═══ ENTRIES

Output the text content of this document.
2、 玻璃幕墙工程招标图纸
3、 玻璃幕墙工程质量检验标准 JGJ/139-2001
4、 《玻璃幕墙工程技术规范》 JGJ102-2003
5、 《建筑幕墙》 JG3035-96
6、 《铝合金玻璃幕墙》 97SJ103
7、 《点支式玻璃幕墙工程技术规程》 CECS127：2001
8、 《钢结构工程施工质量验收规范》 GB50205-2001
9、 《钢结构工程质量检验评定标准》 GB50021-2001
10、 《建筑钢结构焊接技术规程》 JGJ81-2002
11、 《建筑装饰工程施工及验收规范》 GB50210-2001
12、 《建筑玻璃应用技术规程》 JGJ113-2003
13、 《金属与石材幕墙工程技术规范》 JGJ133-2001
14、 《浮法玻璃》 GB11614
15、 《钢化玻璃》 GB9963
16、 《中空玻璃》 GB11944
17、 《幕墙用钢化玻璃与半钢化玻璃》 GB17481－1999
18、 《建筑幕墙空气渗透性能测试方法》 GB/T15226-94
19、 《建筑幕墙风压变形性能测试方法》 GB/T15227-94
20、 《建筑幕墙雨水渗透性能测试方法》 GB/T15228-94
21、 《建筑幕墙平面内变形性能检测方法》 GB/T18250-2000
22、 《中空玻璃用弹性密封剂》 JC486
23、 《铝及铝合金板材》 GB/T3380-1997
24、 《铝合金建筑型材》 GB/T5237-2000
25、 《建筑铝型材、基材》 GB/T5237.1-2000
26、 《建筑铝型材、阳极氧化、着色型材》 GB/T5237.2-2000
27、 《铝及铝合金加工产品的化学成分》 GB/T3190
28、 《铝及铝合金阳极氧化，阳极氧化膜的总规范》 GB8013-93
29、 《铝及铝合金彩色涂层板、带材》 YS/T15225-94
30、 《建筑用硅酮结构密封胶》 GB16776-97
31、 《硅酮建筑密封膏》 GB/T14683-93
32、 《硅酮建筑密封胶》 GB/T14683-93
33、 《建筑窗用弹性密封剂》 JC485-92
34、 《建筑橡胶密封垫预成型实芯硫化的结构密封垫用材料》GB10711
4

══════

**PROBLEM:** Output nothing but the number of lines in the data containing the string "建筑铝型材".

**FINAL ANSWER:** 2